Work to do
Print the entries in full, word for word, but not the pictures.

---------- Records provided ----------

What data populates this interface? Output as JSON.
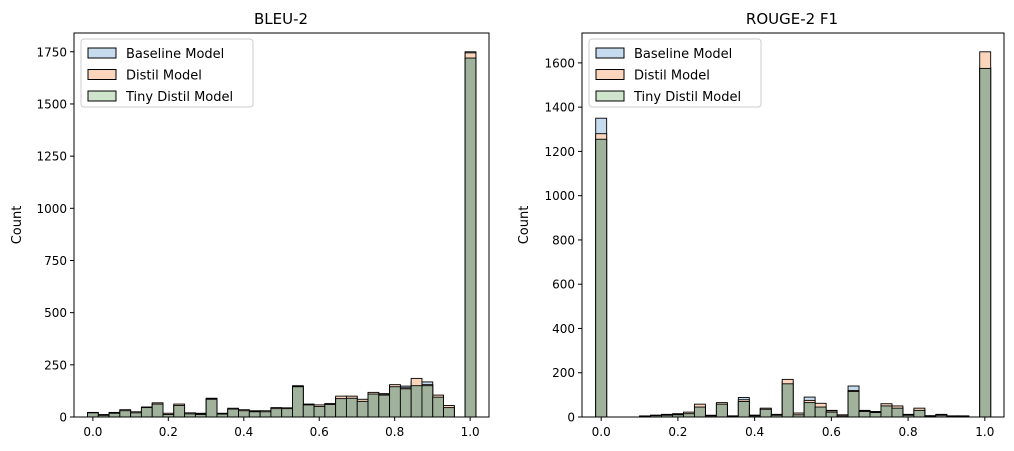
{
  "colors": {
    "baseline": "#c6dbee",
    "distil": "#fbd6bc",
    "tiny": "#a1b29c",
    "edge": "#000000",
    "legend_tiny": "#cfe5cb"
  },
  "chart_data": [
    {
      "type": "bar",
      "subtype": "histogram-overlay",
      "title": "BLEU-2",
      "xlabel": "",
      "ylabel": "Count",
      "xlim": [
        -0.05,
        1.05
      ],
      "ylim": [
        0,
        1840
      ],
      "xticks": [
        0.0,
        0.2,
        0.4,
        0.6,
        0.8,
        1.0
      ],
      "xtick_labels": [
        "0.0",
        "0.2",
        "0.4",
        "0.6",
        "0.8",
        "1.0"
      ],
      "yticks": [
        0,
        250,
        500,
        750,
        1000,
        1250,
        1500,
        1750
      ],
      "ytick_labels": [
        "0",
        "250",
        "500",
        "750",
        "1000",
        "1250",
        "1500",
        "1750"
      ],
      "legend_position": "upper left",
      "bins": {
        "start": -0.0143,
        "width": 0.0286,
        "count": 36
      },
      "series": [
        {
          "name": "Baseline Model",
          "color_key": "baseline",
          "values": [
            18,
            10,
            22,
            33,
            22,
            42,
            65,
            15,
            58,
            18,
            18,
            90,
            18,
            38,
            32,
            30,
            28,
            42,
            42,
            150,
            60,
            55,
            62,
            92,
            95,
            80,
            115,
            112,
            150,
            148,
            170,
            168,
            100,
            50,
            0,
            1750
          ]
        },
        {
          "name": "Distil Model",
          "color_key": "distil",
          "values": [
            22,
            12,
            20,
            35,
            25,
            48,
            68,
            18,
            62,
            20,
            15,
            88,
            16,
            42,
            35,
            28,
            30,
            45,
            44,
            148,
            62,
            58,
            65,
            100,
            100,
            85,
            118,
            110,
            155,
            140,
            185,
            155,
            105,
            55,
            0,
            1745
          ]
        },
        {
          "name": "Tiny Distil Model",
          "color_key": "tiny",
          "values": [
            20,
            8,
            18,
            30,
            20,
            45,
            62,
            12,
            55,
            15,
            12,
            85,
            14,
            38,
            30,
            25,
            25,
            40,
            40,
            145,
            58,
            50,
            60,
            88,
            90,
            75,
            110,
            105,
            145,
            135,
            150,
            150,
            95,
            45,
            0,
            1720
          ]
        }
      ]
    },
    {
      "type": "bar",
      "subtype": "histogram-overlay",
      "title": "ROUGE-2 F1",
      "xlabel": "",
      "ylabel": "Count",
      "xlim": [
        -0.05,
        1.05
      ],
      "ylim": [
        0,
        1735
      ],
      "xticks": [
        0.0,
        0.2,
        0.4,
        0.6,
        0.8,
        1.0
      ],
      "xtick_labels": [
        "0.0",
        "0.2",
        "0.4",
        "0.6",
        "0.8",
        "1.0"
      ],
      "yticks": [
        0,
        200,
        400,
        600,
        800,
        1000,
        1200,
        1400,
        1600
      ],
      "ytick_labels": [
        "0",
        "200",
        "400",
        "600",
        "800",
        "1000",
        "1200",
        "1400",
        "1600"
      ],
      "legend_position": "upper left",
      "bins": {
        "start": -0.0143,
        "width": 0.0286,
        "count": 36
      },
      "series": [
        {
          "name": "Baseline Model",
          "color_key": "baseline",
          "values": [
            1350,
            0,
            0,
            0,
            5,
            8,
            12,
            15,
            20,
            50,
            8,
            62,
            5,
            88,
            8,
            38,
            12,
            160,
            15,
            90,
            55,
            30,
            8,
            140,
            30,
            25,
            55,
            45,
            12,
            35,
            5,
            12,
            5,
            5,
            0,
            1580
          ]
        },
        {
          "name": "Distil Model",
          "color_key": "distil",
          "values": [
            1280,
            0,
            0,
            0,
            3,
            8,
            10,
            12,
            22,
            58,
            6,
            65,
            5,
            78,
            8,
            40,
            10,
            170,
            18,
            75,
            62,
            28,
            10,
            120,
            28,
            22,
            60,
            50,
            10,
            40,
            6,
            10,
            5,
            5,
            0,
            1650
          ]
        },
        {
          "name": "Tiny Distil Model",
          "color_key": "tiny",
          "values": [
            1255,
            0,
            0,
            0,
            2,
            6,
            8,
            10,
            15,
            45,
            5,
            58,
            4,
            70,
            5,
            35,
            8,
            150,
            10,
            65,
            45,
            22,
            5,
            115,
            25,
            20,
            50,
            40,
            8,
            30,
            4,
            8,
            4,
            4,
            0,
            1575
          ]
        }
      ]
    }
  ]
}
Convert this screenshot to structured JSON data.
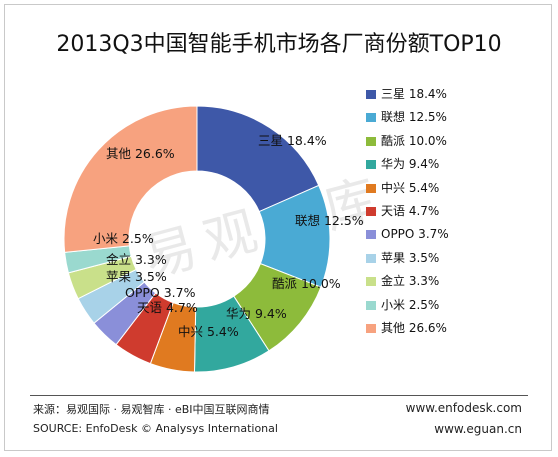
{
  "chart_data": {
    "type": "pie",
    "donut": true,
    "title": "2013Q3中国智能手机市场各厂商份额TOP10",
    "legend_position": "right",
    "slices": [
      {
        "label": "三星",
        "value": 18.4,
        "value_text": "18.4%",
        "color": "#3e58a8"
      },
      {
        "label": "联想",
        "value": 12.5,
        "value_text": "12.5%",
        "color": "#4aaad4"
      },
      {
        "label": "酷派",
        "value": 10.0,
        "value_text": "10.0%",
        "color": "#8dbb3b"
      },
      {
        "label": "华为",
        "value": 9.4,
        "value_text": "9.4%",
        "color": "#32a89e"
      },
      {
        "label": "中兴",
        "value": 5.4,
        "value_text": "5.4%",
        "color": "#e07a20"
      },
      {
        "label": "天语",
        "value": 4.7,
        "value_text": "4.7%",
        "color": "#cf3b2e"
      },
      {
        "label": "OPPO",
        "value": 3.7,
        "value_text": "3.7%",
        "color": "#8a8fd9"
      },
      {
        "label": "苹果",
        "value": 3.5,
        "value_text": "3.5%",
        "color": "#a8d2e8"
      },
      {
        "label": "金立",
        "value": 3.3,
        "value_text": "3.3%",
        "color": "#c9e08a"
      },
      {
        "label": "小米",
        "value": 2.5,
        "value_text": "2.5%",
        "color": "#9ad9cf"
      },
      {
        "label": "其他",
        "value": 26.6,
        "value_text": "26.6%",
        "color": "#f7a27f"
      }
    ]
  },
  "watermark": "易观智库",
  "footer": {
    "source_cn": "来源：易观国际 · 易观智库 · eBI中国互联网商情",
    "source_en": "SOURCE: EnfoDesk © Analysys International",
    "site1": "www.enfodesk.com",
    "site2": "www.eguan.cn"
  }
}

----------

Solution to this task
What data populates this interface? Output as JSON.
{
  "colors": {
    "baseline": "#c6dbee",
    "distil": "#fbd6bc",
    "tiny": "#a1b29c",
    "edge": "#000000",
    "legend_tiny": "#cfe5cb"
  },
  "chart_data": [
    {
      "type": "bar",
      "subtype": "histogram-overlay",
      "title": "BLEU-2",
      "xlabel": "",
      "ylabel": "Count",
      "xlim": [
        -0.05,
        1.05
      ],
      "ylim": [
        0,
        1840
      ],
      "xticks": [
        0.0,
        0.2,
        0.4,
        0.6,
        0.8,
        1.0
      ],
      "xtick_labels": [
        "0.0",
        "0.2",
        "0.4",
        "0.6",
        "0.8",
        "1.0"
      ],
      "yticks": [
        0,
        250,
        500,
        750,
        1000,
        1250,
        1500,
        1750
      ],
      "ytick_labels": [
        "0",
        "250",
        "500",
        "750",
        "1000",
        "1250",
        "1500",
        "1750"
      ],
      "legend_position": "upper left",
      "bins": {
        "start": -0.0143,
        "width": 0.0286,
        "count": 36
      },
      "series": [
        {
          "name": "Baseline Model",
          "color_key": "baseline",
          "values": [
            18,
            10,
            22,
            33,
            22,
            42,
            65,
            15,
            58,
            18,
            18,
            90,
            18,
            38,
            32,
            30,
            28,
            42,
            42,
            150,
            60,
            55,
            62,
            92,
            95,
            80,
            115,
            112,
            150,
            148,
            170,
            168,
            100,
            50,
            0,
            1750
          ]
        },
        {
          "name": "Distil Model",
          "color_key": "distil",
          "values": [
            22,
            12,
            20,
            35,
            25,
            48,
            68,
            18,
            62,
            20,
            15,
            88,
            16,
            42,
            35,
            28,
            30,
            45,
            44,
            148,
            62,
            58,
            65,
            100,
            100,
            85,
            118,
            110,
            155,
            140,
            185,
            155,
            105,
            55,
            0,
            1745
          ]
        },
        {
          "name": "Tiny Distil Model",
          "color_key": "tiny",
          "values": [
            20,
            8,
            18,
            30,
            20,
            45,
            62,
            12,
            55,
            15,
            12,
            85,
            14,
            38,
            30,
            25,
            25,
            40,
            40,
            145,
            58,
            50,
            60,
            88,
            90,
            75,
            110,
            105,
            145,
            135,
            150,
            150,
            95,
            45,
            0,
            1720
          ]
        }
      ]
    },
    {
      "type": "bar",
      "subtype": "histogram-overlay",
      "title": "ROUGE-2 F1",
      "xlabel": "",
      "ylabel": "Count",
      "xlim": [
        -0.05,
        1.05
      ],
      "ylim": [
        0,
        1735
      ],
      "xticks": [
        0.0,
        0.2,
        0.4,
        0.6,
        0.8,
        1.0
      ],
      "xtick_labels": [
        "0.0",
        "0.2",
        "0.4",
        "0.6",
        "0.8",
        "1.0"
      ],
      "yticks": [
        0,
        200,
        400,
        600,
        800,
        1000,
        1200,
        1400,
        1600
      ],
      "ytick_labels": [
        "0",
        "200",
        "400",
        "600",
        "800",
        "1000",
        "1200",
        "1400",
        "1600"
      ],
      "legend_position": "upper left",
      "bins": {
        "start": -0.0143,
        "width": 0.0286,
        "count": 36
      },
      "series": [
        {
          "name": "Baseline Model",
          "color_key": "baseline",
          "values": [
            1350,
            0,
            0,
            0,
            5,
            8,
            12,
            15,
            20,
            50,
            8,
            62,
            5,
            88,
            8,
            38,
            12,
            160,
            15,
            90,
            55,
            30,
            8,
            140,
            30,
            25,
            55,
            45,
            12,
            35,
            5,
            12,
            5,
            5,
            0,
            1580
          ]
        },
        {
          "name": "Distil Model",
          "color_key": "distil",
          "values": [
            1280,
            0,
            0,
            0,
            3,
            8,
            10,
            12,
            22,
            58,
            6,
            65,
            5,
            78,
            8,
            40,
            10,
            170,
            18,
            75,
            62,
            28,
            10,
            120,
            28,
            22,
            60,
            50,
            10,
            40,
            6,
            10,
            5,
            5,
            0,
            1650
          ]
        },
        {
          "name": "Tiny Distil Model",
          "color_key": "tiny",
          "values": [
            1255,
            0,
            0,
            0,
            2,
            6,
            8,
            10,
            15,
            45,
            5,
            58,
            4,
            70,
            5,
            35,
            8,
            150,
            10,
            65,
            45,
            22,
            5,
            115,
            25,
            20,
            50,
            40,
            8,
            30,
            4,
            8,
            4,
            4,
            0,
            1575
          ]
        }
      ]
    }
  ]
}
Convert this screenshot to structured JSON data.
{
  "chart_data": {
    "type": "pie",
    "donut": true,
    "title": "2013Q3中国智能手机市场各厂商份额TOP10",
    "legend_position": "right",
    "slices": [
      {
        "label": "三星",
        "value": 18.4,
        "value_text": "18.4%",
        "color": "#3e58a8"
      },
      {
        "label": "联想",
        "value": 12.5,
        "value_text": "12.5%",
        "color": "#4aaad4"
      },
      {
        "label": "酷派",
        "value": 10.0,
        "value_text": "10.0%",
        "color": "#8dbb3b"
      },
      {
        "label": "华为",
        "value": 9.4,
        "value_text": "9.4%",
        "color": "#32a89e"
      },
      {
        "label": "中兴",
        "value": 5.4,
        "value_text": "5.4%",
        "color": "#e07a20"
      },
      {
        "label": "天语",
        "value": 4.7,
        "value_text": "4.7%",
        "color": "#cf3b2e"
      },
      {
        "label": "OPPO",
        "value": 3.7,
        "value_text": "3.7%",
        "color": "#8a8fd9"
      },
      {
        "label": "苹果",
        "value": 3.5,
        "value_text": "3.5%",
        "color": "#a8d2e8"
      },
      {
        "label": "金立",
        "value": 3.3,
        "value_text": "3.3%",
        "color": "#c9e08a"
      },
      {
        "label": "小米",
        "value": 2.5,
        "value_text": "2.5%",
        "color": "#9ad9cf"
      },
      {
        "label": "其他",
        "value": 26.6,
        "value_text": "26.6%",
        "color": "#f7a27f"
      }
    ]
  },
  "watermark": "易观智库",
  "footer": {
    "source_cn": "来源：易观国际 · 易观智库 · eBI中国互联网商情",
    "source_en": "SOURCE: EnfoDesk © Analysys International",
    "site1": "www.enfodesk.com",
    "site2": "www.eguan.cn"
  }
}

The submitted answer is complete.